**Task input**
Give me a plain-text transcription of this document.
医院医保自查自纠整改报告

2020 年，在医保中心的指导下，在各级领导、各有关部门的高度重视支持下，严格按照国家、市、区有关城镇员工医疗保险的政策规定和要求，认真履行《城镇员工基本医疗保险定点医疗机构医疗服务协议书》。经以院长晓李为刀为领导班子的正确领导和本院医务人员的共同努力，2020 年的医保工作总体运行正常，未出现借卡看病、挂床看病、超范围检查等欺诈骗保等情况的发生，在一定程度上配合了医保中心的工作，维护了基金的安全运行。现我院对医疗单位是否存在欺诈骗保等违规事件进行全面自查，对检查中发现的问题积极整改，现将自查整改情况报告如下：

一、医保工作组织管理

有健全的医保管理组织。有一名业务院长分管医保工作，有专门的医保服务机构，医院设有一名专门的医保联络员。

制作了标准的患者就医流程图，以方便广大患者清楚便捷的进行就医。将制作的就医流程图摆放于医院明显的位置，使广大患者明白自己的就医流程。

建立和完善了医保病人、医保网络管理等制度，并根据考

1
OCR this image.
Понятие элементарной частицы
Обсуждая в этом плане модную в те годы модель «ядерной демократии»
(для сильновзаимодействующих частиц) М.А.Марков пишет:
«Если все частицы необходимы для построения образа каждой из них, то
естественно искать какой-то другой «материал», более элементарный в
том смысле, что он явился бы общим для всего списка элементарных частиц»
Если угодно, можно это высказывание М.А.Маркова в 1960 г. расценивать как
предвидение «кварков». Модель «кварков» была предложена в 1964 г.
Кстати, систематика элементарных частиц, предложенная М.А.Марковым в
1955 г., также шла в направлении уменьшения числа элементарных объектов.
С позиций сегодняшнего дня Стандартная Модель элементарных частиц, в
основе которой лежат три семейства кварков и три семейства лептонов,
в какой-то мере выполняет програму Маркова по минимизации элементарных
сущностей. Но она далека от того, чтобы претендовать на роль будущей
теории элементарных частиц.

**Requirement**
From the line that contains "OCR this image." down to the last line of the listing above, repeat each line exactly, and include nothing else.

**Written response**
OCR this image.
Понятие элементарной частицы
Обсуждая в этом плане модную в те годы модель «ядерной демократии»
(для сильновзаимодействующих частиц) М.А.Марков пишет:
«Если все частицы необходимы для построения образа каждой из них, то
естественно искать какой-то другой «материал», более элементарный в
том смысле, что он явился бы общим для всего списка элементарных частиц»
Если угодно, можно это высказывание М.А.Маркова в 1960 г. расценивать как
предвидение «кварков». Модель «кварков» была предложена в 1964 г.
Кстати, систематика элементарных частиц, предложенная М.А.Марковым в
1955 г., также шла в направлении уменьшения числа элементарных объектов.
С позиций сегодняшнего дня Стандартная Модель элементарных частиц, в
основе которой лежат три семейства кварков и три семейства лептонов,
в какой-то мере выполняет програму Маркова по минимизации элементарных
сущностей. Но она далека от того, чтобы претендовать на роль будущей
теории элементарных частиц.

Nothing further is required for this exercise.